** BEGIN **
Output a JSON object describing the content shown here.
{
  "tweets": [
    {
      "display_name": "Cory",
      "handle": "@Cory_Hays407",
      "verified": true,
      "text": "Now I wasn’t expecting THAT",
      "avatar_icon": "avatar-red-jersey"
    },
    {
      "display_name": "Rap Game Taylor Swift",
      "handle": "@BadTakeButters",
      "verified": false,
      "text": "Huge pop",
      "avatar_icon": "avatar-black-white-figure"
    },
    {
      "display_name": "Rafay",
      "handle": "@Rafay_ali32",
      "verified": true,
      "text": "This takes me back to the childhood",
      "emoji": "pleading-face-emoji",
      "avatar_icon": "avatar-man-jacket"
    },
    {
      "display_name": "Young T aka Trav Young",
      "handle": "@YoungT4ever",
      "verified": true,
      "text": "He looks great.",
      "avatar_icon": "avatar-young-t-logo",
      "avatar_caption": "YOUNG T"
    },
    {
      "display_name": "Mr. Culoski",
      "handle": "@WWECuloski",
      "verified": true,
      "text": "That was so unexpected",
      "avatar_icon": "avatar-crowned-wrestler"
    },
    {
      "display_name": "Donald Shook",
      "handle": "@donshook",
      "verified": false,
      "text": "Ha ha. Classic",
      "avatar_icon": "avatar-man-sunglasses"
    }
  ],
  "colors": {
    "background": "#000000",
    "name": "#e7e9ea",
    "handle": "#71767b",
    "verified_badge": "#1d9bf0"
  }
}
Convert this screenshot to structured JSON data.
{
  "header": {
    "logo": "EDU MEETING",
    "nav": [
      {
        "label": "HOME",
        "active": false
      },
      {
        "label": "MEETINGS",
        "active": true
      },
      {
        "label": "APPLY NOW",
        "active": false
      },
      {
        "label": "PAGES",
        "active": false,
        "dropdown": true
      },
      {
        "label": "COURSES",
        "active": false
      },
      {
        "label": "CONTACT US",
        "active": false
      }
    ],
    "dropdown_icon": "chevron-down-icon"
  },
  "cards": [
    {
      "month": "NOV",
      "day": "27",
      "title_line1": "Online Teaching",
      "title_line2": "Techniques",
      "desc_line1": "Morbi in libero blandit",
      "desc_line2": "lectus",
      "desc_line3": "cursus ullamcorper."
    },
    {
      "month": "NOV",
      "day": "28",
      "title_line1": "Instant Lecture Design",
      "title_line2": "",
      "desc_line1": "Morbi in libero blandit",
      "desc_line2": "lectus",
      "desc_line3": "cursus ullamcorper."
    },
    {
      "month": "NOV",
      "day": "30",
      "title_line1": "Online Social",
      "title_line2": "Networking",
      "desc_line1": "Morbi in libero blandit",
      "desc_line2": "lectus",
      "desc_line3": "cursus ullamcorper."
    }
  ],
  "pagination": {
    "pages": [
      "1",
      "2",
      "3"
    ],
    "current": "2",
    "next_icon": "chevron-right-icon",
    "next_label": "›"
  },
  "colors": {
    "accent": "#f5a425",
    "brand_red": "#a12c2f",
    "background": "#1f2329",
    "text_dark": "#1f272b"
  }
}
** END **
• EXERCISE PROMPT: Only the lines from the one containing "Convert this screenshot" through the end of the entries above belong in the answer; repeat them exactly.

• FINAL RESULT:
Convert this screenshot to structured JSON data.
{
  "header": {
    "logo": "EDU MEETING",
    "nav": [
      {
        "label": "HOME",
        "active": false
      },
      {
        "label": "MEETINGS",
        "active": true
      },
      {
        "label": "APPLY NOW",
        "active": false
      },
      {
        "label": "PAGES",
        "active": false,
        "dropdown": true
      },
      {
        "label": "COURSES",
        "active": false
      },
      {
        "label": "CONTACT US",
        "active": false
      }
    ],
    "dropdown_icon": "chevron-down-icon"
  },
  "cards": [
    {
      "month": "NOV",
      "day": "27",
      "title_line1": "Online Teaching",
      "title_line2": "Techniques",
      "desc_line1": "Morbi in libero blandit",
      "desc_line2": "lectus",
      "desc_line3": "cursus ullamcorper."
    },
    {
      "month": "NOV",
      "day": "28",
      "title_line1": "Instant Lecture Design",
      "title_line2": "",
      "desc_line1": "Morbi in libero blandit",
      "desc_line2": "lectus",
      "desc_line3": "cursus ullamcorper."
    },
    {
      "month": "NOV",
      "day": "30",
      "title_line1": "Online Social",
      "title_line2": "Networking",
      "desc_line1": "Morbi in libero blandit",
      "desc_line2": "lectus",
      "desc_line3": "cursus ullamcorper."
    }
  ],
  "pagination": {
    "pages": [
      "1",
      "2",
      "3"
    ],
    "current": "2",
    "next_icon": "chevron-right-icon",
    "next_label": "›"
  },
  "colors": {
    "accent": "#f5a425",
    "brand_red": "#a12c2f",
    "background": "#1f2329",
    "text_dark": "#1f272b"
  }
}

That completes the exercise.